#### PAGE EXTRACT:
-- -- --

This module allows you to: - Load multiple audio files in various formats (MP3, WAV, M4A, FLAC) - Select from different Whisper model sizes based on your accuracy and speed requirements - Process files using either CPU or GPU acceleration - View and save transcriptions to text files
Main interface of the Transcriber Tab
Core Components
Transcriber Class
The Transcriber
class serves as the main interface for audio transcription functionality. It manages the transcription process and provides methods for saving results and querying available resources.
Methods
Method | Description | Parameters | Returns |
---|---|---|---|
transcribe_files() |
Starts transcribing audio files using a worker thread | audio_files : Dict[str, bytes] - Dictionary mapping filenames to file contentmodel_name : str - Whisper model name to use |
Returns the worker thread that can be connected to signals |
save_transcriptions() |
Saves transcriptions to text files | transcriptions : Dict[str, str] - Dictionary with filenames as keys and transcriptions as valuesoutput_dir : str - Directory to save files |
List[str] - List of paths to saved transcription files |
get_available_devices() |
Gets list of available devices for transcription | None | List[str] - List of available devices (CPU and GPUs if available) |
get_available_models() |
Gets list of available Whisper models | None | List[str] - List of available model names |
TranscriberWorker Class
The TranscriberWorker
class extends QThread
to handle audio transcription in a background thread, keeping the UI responsive during processing.

-- -- --

According to the Transcriber module page, which class does the TranscriberWorker class extend? The data after this point has no connection to the Transcriber module page.

#### INFORMATION SHOWN:
-- -- --

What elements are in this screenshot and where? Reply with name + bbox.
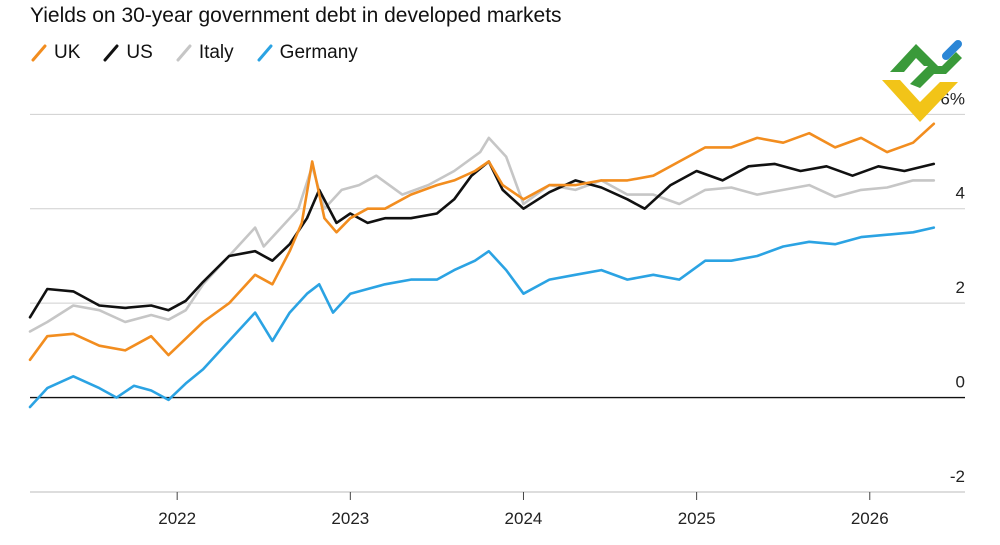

-- -- --

#### WRITTEN REPLY:
QThread.